• Task goal:
Find the string "JSON" in the entries and copy each line that has it.
******
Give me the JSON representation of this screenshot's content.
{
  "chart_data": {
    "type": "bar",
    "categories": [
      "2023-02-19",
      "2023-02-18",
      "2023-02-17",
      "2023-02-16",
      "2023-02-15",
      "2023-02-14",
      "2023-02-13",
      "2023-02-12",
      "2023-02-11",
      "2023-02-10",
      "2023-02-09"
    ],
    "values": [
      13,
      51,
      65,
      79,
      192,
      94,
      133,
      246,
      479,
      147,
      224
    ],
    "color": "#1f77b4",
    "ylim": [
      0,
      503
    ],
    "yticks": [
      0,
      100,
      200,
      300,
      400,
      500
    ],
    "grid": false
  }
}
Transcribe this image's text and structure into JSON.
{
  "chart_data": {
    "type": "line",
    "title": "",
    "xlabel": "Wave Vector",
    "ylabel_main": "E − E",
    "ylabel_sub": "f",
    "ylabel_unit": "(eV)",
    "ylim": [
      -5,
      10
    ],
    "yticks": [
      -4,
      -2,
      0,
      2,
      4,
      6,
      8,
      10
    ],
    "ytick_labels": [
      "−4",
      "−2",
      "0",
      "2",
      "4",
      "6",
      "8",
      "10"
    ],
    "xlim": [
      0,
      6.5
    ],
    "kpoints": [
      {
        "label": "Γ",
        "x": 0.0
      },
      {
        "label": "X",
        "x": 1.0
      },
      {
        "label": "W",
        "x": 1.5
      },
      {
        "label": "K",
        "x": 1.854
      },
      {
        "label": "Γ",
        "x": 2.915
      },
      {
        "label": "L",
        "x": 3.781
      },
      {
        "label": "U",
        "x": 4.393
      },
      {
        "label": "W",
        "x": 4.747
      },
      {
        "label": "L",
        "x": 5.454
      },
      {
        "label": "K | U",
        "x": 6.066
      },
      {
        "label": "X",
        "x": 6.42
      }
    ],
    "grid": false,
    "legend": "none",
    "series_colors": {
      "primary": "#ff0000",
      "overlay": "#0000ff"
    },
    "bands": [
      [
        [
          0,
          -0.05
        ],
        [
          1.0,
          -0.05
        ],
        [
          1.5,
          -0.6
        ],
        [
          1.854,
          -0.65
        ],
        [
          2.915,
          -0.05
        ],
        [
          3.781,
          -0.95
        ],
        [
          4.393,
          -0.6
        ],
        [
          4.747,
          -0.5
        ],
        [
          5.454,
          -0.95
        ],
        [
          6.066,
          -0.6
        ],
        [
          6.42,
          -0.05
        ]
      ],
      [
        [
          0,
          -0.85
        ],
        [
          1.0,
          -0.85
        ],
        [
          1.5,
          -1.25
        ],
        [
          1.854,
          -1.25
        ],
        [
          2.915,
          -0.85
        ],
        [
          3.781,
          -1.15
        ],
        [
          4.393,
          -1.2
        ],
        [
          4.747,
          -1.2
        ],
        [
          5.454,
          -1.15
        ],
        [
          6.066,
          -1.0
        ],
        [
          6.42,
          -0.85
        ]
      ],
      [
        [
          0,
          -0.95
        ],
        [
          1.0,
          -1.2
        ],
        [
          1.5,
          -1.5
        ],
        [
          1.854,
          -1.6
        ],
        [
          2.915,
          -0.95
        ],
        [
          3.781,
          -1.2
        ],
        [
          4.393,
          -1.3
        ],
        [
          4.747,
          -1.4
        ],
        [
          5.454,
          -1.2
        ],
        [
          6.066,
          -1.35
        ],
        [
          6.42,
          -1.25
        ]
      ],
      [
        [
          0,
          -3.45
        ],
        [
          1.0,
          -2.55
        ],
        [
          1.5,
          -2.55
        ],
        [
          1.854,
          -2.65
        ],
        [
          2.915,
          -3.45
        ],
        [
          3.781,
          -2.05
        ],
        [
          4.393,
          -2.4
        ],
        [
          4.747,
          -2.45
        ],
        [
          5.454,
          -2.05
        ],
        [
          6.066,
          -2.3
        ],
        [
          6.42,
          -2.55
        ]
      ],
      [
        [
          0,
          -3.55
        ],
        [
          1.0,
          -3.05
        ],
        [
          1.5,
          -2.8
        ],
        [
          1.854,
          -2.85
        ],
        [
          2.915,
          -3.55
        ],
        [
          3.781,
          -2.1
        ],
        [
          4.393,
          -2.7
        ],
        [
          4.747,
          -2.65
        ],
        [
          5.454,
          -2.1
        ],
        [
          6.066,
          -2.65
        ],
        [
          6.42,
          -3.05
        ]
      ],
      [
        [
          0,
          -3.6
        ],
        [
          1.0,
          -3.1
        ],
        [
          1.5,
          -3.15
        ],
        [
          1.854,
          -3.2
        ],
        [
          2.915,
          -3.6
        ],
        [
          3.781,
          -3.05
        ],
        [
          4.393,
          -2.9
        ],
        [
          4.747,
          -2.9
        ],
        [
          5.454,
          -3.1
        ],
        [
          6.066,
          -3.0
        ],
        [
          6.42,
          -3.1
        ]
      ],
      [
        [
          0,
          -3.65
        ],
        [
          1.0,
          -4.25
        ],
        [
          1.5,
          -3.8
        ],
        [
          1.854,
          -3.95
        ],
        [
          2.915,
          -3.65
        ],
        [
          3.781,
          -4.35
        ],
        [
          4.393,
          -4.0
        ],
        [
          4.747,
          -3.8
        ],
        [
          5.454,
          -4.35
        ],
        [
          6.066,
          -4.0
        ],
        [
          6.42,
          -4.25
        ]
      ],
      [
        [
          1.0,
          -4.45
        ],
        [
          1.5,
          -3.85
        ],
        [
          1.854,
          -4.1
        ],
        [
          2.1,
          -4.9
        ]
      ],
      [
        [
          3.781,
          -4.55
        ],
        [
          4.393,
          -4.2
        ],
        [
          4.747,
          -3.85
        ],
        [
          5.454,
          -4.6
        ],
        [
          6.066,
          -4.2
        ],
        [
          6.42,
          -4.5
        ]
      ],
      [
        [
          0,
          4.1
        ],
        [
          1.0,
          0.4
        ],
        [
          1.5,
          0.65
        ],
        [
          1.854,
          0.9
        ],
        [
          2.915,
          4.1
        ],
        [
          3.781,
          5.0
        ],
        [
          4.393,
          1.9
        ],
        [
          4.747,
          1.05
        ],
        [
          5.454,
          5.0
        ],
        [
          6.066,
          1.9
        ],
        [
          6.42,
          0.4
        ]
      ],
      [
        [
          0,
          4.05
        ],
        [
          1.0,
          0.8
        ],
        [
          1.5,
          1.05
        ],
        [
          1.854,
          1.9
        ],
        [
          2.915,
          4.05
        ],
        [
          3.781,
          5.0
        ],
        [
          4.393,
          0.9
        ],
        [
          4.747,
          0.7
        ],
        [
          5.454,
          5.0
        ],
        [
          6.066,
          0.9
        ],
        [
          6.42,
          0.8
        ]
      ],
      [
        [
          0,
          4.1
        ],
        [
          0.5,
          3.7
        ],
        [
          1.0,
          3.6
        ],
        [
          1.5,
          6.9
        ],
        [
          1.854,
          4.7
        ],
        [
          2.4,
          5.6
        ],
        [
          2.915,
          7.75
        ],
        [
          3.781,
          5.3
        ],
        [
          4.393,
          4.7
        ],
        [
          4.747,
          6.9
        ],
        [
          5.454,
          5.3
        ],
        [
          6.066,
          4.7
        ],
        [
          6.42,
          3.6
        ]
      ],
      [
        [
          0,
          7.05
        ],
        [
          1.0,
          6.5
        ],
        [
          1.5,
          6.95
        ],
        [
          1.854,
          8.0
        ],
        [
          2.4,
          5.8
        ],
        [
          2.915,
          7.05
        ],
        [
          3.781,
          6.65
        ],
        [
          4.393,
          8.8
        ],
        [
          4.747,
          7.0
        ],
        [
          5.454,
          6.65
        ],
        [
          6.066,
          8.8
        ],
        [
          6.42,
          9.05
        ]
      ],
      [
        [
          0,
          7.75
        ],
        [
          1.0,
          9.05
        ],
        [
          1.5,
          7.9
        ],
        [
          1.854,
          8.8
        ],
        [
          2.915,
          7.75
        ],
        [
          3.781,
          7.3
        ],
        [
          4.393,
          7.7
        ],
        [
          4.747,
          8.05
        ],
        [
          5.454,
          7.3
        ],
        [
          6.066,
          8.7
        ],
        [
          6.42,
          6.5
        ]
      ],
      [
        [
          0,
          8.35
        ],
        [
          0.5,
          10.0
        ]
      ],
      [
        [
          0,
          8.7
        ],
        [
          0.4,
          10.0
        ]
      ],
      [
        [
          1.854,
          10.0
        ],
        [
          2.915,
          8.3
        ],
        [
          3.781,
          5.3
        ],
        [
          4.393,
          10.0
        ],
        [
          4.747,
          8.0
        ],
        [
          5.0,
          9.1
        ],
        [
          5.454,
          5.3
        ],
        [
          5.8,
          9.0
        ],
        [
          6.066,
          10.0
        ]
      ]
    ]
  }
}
******
• Solution to the exercise:
Give me the JSON representation of this screenshot's content.
Transcribe this image's text and structure into JSON.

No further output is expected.